(Stored data)
------------

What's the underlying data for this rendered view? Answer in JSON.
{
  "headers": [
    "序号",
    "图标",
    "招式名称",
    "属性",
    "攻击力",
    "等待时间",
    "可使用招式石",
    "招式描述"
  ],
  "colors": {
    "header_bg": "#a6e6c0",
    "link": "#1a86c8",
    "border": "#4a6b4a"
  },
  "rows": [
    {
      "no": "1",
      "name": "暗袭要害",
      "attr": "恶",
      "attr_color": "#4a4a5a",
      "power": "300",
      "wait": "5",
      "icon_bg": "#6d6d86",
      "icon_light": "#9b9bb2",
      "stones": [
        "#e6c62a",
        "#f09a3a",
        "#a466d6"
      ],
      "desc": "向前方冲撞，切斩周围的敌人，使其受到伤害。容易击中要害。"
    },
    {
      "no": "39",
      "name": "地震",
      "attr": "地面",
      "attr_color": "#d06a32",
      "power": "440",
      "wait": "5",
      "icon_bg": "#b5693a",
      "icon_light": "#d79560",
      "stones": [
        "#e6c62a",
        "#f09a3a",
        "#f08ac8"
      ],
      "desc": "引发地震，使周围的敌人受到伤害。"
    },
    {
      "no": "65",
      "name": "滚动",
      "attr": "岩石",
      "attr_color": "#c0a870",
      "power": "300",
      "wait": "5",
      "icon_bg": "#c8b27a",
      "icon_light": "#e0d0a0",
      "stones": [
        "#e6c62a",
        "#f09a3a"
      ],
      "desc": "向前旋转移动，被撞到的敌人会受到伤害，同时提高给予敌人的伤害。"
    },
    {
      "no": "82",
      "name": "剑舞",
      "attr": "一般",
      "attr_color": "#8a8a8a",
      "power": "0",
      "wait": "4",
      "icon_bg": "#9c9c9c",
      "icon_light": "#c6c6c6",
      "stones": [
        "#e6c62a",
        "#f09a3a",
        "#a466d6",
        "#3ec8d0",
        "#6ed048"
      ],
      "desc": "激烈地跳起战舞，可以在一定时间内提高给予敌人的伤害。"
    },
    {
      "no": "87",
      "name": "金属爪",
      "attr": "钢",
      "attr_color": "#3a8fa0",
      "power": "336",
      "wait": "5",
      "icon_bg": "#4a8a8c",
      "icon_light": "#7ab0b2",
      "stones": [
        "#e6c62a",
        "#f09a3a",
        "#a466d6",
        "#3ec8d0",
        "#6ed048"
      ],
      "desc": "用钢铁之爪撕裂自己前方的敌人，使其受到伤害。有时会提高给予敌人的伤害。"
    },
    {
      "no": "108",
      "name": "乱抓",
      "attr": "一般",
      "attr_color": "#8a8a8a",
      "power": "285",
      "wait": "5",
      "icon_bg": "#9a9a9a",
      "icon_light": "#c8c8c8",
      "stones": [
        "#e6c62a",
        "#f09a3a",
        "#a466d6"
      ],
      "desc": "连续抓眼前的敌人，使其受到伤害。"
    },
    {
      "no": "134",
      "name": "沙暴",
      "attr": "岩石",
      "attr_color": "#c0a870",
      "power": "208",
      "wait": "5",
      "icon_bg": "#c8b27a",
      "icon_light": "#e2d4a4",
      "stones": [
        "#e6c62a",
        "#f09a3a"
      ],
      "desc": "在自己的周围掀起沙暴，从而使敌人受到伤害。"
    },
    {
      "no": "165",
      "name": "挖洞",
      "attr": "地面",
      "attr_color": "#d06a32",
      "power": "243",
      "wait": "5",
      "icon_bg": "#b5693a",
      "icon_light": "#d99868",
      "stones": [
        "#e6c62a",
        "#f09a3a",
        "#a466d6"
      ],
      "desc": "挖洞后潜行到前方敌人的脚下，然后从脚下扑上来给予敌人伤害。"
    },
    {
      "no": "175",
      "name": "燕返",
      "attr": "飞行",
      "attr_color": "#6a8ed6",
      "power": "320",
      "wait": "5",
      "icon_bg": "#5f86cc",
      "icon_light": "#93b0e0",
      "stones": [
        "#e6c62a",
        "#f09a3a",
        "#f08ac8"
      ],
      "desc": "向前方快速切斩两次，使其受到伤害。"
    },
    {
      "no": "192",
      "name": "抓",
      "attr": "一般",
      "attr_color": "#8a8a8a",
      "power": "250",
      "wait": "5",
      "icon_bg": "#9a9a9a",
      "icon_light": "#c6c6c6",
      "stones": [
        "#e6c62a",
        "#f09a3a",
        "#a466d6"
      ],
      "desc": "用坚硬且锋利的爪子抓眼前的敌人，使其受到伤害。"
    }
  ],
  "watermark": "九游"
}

------------

[Written exercise] Report every line containing the word "name" from the listing above.

[Task answer]
      "name": "暗袭要害",
      "name": "地震",
      "name": "滚动",
      "name": "剑舞",
      "name": "金属爪",
      "name": "乱抓",
      "name": "沙暴",
      "name": "挖洞",
      "name": "燕返",
      "name": "抓",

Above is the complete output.